[start Extracted material]

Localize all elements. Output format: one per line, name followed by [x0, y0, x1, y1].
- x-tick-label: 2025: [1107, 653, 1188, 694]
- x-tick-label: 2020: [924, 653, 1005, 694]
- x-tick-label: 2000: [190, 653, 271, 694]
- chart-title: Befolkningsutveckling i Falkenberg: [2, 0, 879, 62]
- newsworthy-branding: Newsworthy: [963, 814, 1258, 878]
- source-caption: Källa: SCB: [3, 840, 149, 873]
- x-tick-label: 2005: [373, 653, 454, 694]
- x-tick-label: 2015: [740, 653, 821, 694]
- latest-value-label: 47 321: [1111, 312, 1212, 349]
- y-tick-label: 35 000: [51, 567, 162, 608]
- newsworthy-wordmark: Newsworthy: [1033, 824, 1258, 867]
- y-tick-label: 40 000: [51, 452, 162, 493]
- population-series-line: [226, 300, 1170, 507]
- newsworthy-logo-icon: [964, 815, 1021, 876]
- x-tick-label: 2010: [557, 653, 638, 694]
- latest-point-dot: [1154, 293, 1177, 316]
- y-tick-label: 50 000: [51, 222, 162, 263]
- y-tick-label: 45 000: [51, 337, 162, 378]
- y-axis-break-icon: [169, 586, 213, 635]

[end Extracted material]

Print every line of the entries above again, character for character and in the same order.

■ Output of the exercise ■
Localize all elements. Output format: one per line, name followed by [x0, y0, x1, y1].
- x-tick-label: 2025: [1107, 653, 1188, 694]
- x-tick-label: 2020: [924, 653, 1005, 694]
- x-tick-label: 2000: [190, 653, 271, 694]
- chart-title: Befolkningsutveckling i Falkenberg: [2, 0, 879, 62]
- newsworthy-branding: Newsworthy: [963, 814, 1258, 878]
- source-caption: Källa: SCB: [3, 840, 149, 873]
- x-tick-label: 2005: [373, 653, 454, 694]
- x-tick-label: 2015: [740, 653, 821, 694]
- latest-value-label: 47 321: [1111, 312, 1212, 349]
- y-tick-label: 35 000: [51, 567, 162, 608]
- newsworthy-wordmark: Newsworthy: [1033, 824, 1258, 867]
- y-tick-label: 40 000: [51, 452, 162, 493]
- population-series-line: [226, 300, 1170, 507]
- newsworthy-logo-icon: [964, 815, 1021, 876]
- x-tick-label: 2010: [557, 653, 638, 694]
- latest-point-dot: [1154, 293, 1177, 316]
- y-tick-label: 50 000: [51, 222, 162, 263]
- y-tick-label: 45 000: [51, 337, 162, 378]
- y-axis-break-icon: [169, 586, 213, 635]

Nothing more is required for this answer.